*Task description:* Repeat all of the records verbatim.

*Supplied entries:*

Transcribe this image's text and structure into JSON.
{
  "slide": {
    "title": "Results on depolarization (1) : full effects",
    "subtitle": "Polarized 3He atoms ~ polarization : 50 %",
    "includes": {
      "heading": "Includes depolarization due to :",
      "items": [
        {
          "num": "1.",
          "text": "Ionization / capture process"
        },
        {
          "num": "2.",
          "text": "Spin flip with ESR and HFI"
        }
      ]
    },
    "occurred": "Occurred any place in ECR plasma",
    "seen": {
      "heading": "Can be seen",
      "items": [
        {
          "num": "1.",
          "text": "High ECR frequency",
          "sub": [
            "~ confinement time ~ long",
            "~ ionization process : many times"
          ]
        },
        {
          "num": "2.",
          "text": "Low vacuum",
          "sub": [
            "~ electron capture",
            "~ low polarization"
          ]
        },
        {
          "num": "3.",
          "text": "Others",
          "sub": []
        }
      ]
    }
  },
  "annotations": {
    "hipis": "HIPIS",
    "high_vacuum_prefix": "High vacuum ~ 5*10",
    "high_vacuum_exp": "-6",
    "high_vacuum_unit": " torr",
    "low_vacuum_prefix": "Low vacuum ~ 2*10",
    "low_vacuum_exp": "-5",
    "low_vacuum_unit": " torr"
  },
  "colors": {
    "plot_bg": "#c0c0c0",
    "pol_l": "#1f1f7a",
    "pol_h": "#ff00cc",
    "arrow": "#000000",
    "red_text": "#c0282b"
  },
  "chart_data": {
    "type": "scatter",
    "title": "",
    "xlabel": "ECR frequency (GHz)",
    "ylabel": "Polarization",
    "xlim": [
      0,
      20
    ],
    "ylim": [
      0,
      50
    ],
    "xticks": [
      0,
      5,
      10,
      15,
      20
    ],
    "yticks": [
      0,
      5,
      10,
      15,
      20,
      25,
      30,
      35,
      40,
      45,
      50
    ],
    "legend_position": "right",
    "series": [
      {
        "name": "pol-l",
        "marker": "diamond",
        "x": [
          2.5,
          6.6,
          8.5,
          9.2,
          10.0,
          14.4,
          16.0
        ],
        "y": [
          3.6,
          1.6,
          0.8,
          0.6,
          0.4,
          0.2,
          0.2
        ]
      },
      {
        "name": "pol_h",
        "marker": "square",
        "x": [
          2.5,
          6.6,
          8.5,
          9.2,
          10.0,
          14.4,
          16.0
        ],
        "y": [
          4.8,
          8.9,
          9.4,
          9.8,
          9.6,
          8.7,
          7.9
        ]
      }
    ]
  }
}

*Answer to this exercise:*
Transcribe this image's text and structure into JSON.
{
  "slide": {
    "title": "Results on depolarization (1) : full effects",
    "subtitle": "Polarized 3He atoms ~ polarization : 50 %",
    "includes": {
      "heading": "Includes depolarization due to :",
      "items": [
        {
          "num": "1.",
          "text": "Ionization / capture process"
        },
        {
          "num": "2.",
          "text": "Spin flip with ESR and HFI"
        }
      ]
    },
    "occurred": "Occurred any place in ECR plasma",
    "seen": {
      "heading": "Can be seen",
      "items": [
        {
          "num": "1.",
          "text": "High ECR frequency",
          "sub": [
            "~ confinement time ~ long",
            "~ ionization process : many times"
          ]
        },
        {
          "num": "2.",
          "text": "Low vacuum",
          "sub": [
            "~ electron capture",
            "~ low polarization"
          ]
        },
        {
          "num": "3.",
          "text": "Others",
          "sub": []
        }
      ]
    }
  },
  "annotations": {
    "hipis": "HIPIS",
    "high_vacuum_prefix": "High vacuum ~ 5*10",
    "high_vacuum_exp": "-6",
    "high_vacuum_unit": " torr",
    "low_vacuum_prefix": "Low vacuum ~ 2*10",
    "low_vacuum_exp": "-5",
    "low_vacuum_unit": " torr"
  },
  "colors": {
    "plot_bg": "#c0c0c0",
    "pol_l": "#1f1f7a",
    "pol_h": "#ff00cc",
    "arrow": "#000000",
    "red_text": "#c0282b"
  },
  "chart_data": {
    "type": "scatter",
    "title": "",
    "xlabel": "ECR frequency (GHz)",
    "ylabel": "Polarization",
    "xlim": [
      0,
      20
    ],
    "ylim": [
      0,
      50
    ],
    "xticks": [
      0,
      5,
      10,
      15,
      20
    ],
    "yticks": [
      0,
      5,
      10,
      15,
      20,
      25,
      30,
      35,
      40,
      45,
      50
    ],
    "legend_position": "right",
    "series": [
      {
        "name": "pol-l",
        "marker": "diamond",
        "x": [
          2.5,
          6.6,
          8.5,
          9.2,
          10.0,
          14.4,
          16.0
        ],
        "y": [
          3.6,
          1.6,
          0.8,
          0.6,
          0.4,
          0.2,
          0.2
        ]
      },
      {
        "name": "pol_h",
        "marker": "square",
        "x": [
          2.5,
          6.6,
          8.5,
          9.2,
          10.0,
          14.4,
          16.0
        ],
        "y": [
          4.8,
          8.9,
          9.4,
          9.8,
          9.6,
          8.7,
          7.9
        ]
      }
    ]
  }
}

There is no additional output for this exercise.